WHAT THE EXERCISE ASKS | Type out every line below exactly as it reads.

[Dataset records]

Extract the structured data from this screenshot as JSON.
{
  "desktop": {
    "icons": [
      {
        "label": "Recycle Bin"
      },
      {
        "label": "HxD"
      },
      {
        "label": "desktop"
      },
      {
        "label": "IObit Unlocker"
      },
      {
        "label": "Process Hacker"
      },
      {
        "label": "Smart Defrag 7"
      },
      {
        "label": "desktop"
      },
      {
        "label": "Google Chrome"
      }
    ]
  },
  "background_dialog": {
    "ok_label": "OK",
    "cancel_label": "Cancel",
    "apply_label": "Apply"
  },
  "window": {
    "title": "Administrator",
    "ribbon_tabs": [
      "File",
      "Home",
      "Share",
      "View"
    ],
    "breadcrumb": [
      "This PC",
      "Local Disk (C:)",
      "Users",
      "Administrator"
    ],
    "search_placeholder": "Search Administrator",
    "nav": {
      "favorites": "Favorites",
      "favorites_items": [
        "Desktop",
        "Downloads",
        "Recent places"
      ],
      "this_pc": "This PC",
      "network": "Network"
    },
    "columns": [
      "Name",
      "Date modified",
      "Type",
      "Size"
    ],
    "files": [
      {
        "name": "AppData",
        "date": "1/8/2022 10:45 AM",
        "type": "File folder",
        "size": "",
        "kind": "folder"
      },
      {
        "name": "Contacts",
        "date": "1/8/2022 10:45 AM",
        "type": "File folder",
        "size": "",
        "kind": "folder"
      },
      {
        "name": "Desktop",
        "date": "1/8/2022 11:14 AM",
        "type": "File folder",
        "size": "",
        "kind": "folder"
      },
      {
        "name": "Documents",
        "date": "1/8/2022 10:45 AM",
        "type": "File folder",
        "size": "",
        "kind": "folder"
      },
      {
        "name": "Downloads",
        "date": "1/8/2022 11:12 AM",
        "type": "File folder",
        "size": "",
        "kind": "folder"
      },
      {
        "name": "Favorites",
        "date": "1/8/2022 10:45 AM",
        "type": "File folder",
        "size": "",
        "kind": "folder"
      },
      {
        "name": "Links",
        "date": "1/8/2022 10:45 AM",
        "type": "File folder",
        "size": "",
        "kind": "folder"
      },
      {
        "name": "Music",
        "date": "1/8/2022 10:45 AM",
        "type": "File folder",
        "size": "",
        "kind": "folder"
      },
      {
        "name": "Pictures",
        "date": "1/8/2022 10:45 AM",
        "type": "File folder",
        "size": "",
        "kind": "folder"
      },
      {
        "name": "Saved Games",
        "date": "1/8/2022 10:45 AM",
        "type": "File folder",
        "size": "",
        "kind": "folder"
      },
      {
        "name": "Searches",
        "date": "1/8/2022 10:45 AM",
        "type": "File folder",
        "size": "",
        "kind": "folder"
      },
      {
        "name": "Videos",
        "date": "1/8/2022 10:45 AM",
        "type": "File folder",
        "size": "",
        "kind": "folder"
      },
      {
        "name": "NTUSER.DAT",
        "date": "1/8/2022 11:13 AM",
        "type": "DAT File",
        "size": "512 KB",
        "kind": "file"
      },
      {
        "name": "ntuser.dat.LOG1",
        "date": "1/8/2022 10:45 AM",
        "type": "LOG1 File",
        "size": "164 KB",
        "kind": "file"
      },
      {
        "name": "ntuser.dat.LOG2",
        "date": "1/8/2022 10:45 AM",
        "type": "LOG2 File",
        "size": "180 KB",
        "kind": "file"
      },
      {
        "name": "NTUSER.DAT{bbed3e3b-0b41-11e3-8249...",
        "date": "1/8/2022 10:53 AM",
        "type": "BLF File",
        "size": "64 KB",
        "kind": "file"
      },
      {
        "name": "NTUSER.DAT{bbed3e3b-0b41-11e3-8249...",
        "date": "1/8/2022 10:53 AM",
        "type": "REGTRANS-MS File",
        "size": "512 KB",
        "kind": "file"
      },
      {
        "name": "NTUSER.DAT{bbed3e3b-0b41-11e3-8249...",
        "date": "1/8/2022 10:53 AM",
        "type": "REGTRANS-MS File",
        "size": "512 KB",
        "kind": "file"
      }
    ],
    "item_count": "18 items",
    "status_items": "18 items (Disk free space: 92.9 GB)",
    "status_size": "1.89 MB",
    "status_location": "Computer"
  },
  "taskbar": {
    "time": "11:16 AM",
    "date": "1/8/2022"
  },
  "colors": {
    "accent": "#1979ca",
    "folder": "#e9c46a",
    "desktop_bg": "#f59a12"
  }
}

SOLUTION BELOW |
Extract the structured data from this screenshot as JSON.
{
  "desktop": {
    "icons": [
      {
        "label": "Recycle Bin"
      },
      {
        "label": "HxD"
      },
      {
        "label": "desktop"
      },
      {
        "label": "IObit Unlocker"
      },
      {
        "label": "Process Hacker"
      },
      {
        "label": "Smart Defrag 7"
      },
      {
        "label": "desktop"
      },
      {
        "label": "Google Chrome"
      }
    ]
  },
  "background_dialog": {
    "ok_label": "OK",
    "cancel_label": "Cancel",
    "apply_label": "Apply"
  },
  "window": {
    "title": "Administrator",
    "ribbon_tabs": [
      "File",
      "Home",
      "Share",
      "View"
    ],
    "breadcrumb": [
      "This PC",
      "Local Disk (C:)",
      "Users",
      "Administrator"
    ],
    "search_placeholder": "Search Administrator",
    "nav": {
      "favorites": "Favorites",
      "favorites_items": [
        "Desktop",
        "Downloads",
        "Recent places"
      ],
      "this_pc": "This PC",
      "network": "Network"
    },
    "columns": [
      "Name",
      "Date modified",
      "Type",
      "Size"
    ],
    "files": [
      {
        "name": "AppData",
        "date": "1/8/2022 10:45 AM",
        "type": "File folder",
        "size": "",
        "kind": "folder"
      },
      {
        "name": "Contacts",
        "date": "1/8/2022 10:45 AM",
        "type": "File folder",
        "size": "",
        "kind": "folder"
      },
      {
        "name": "Desktop",
        "date": "1/8/2022 11:14 AM",
        "type": "File folder",
        "size": "",
        "kind": "folder"
      },
      {
        "name": "Documents",
        "date": "1/8/2022 10:45 AM",
        "type": "File folder",
        "size": "",
        "kind": "folder"
      },
      {
        "name": "Downloads",
        "date": "1/8/2022 11:12 AM",
        "type": "File folder",
        "size": "",
        "kind": "folder"
      },
      {
        "name": "Favorites",
        "date": "1/8/2022 10:45 AM",
        "type": "File folder",
        "size": "",
        "kind": "folder"
      },
      {
        "name": "Links",
        "date": "1/8/2022 10:45 AM",
        "type": "File folder",
        "size": "",
        "kind": "folder"
      },
      {
        "name": "Music",
        "date": "1/8/2022 10:45 AM",
        "type": "File folder",
        "size": "",
        "kind": "folder"
      },
      {
        "name": "Pictures",
        "date": "1/8/2022 10:45 AM",
        "type": "File folder",
        "size": "",
        "kind": "folder"
      },
      {
        "name": "Saved Games",
        "date": "1/8/2022 10:45 AM",
        "type": "File folder",
        "size": "",
        "kind": "folder"
      },
      {
        "name": "Searches",
        "date": "1/8/2022 10:45 AM",
        "type": "File folder",
        "size": "",
        "kind": "folder"
      },
      {
        "name": "Videos",
        "date": "1/8/2022 10:45 AM",
        "type": "File folder",
        "size": "",
        "kind": "folder"
      },
      {
        "name": "NTUSER.DAT",
        "date": "1/8/2022 11:13 AM",
        "type": "DAT File",
        "size": "512 KB",
        "kind": "file"
      },
      {
        "name": "ntuser.dat.LOG1",
        "date": "1/8/2022 10:45 AM",
        "type": "LOG1 File",
        "size": "164 KB",
        "kind": "file"
      },
      {
        "name": "ntuser.dat.LOG2",
        "date": "1/8/2022 10:45 AM",
        "type": "LOG2 File",
        "size": "180 KB",
        "kind": "file"
      },
      {
        "name": "NTUSER.DAT{bbed3e3b-0b41-11e3-8249...",
        "date": "1/8/2022 10:53 AM",
        "type": "BLF File",
        "size": "64 KB",
        "kind": "file"
      },
      {
        "name": "NTUSER.DAT{bbed3e3b-0b41-11e3-8249...",
        "date": "1/8/2022 10:53 AM",
        "type": "REGTRANS-MS File",
        "size": "512 KB",
        "kind": "file"
      },
      {
        "name": "NTUSER.DAT{bbed3e3b-0b41-11e3-8249...",
        "date": "1/8/2022 10:53 AM",
        "type": "REGTRANS-MS File",
        "size": "512 KB",
        "kind": "file"
      }
    ],
    "item_count": "18 items",
    "status_items": "18 items (Disk free space: 92.9 GB)",
    "status_size": "1.89 MB",
    "status_location": "Computer"
  },
  "taskbar": {
    "time": "11:16 AM",
    "date": "1/8/2022"
  },
  "colors": {
    "accent": "#1979ca",
    "folder": "#e9c46a",
    "desktop_bg": "#f59a12"
  }
}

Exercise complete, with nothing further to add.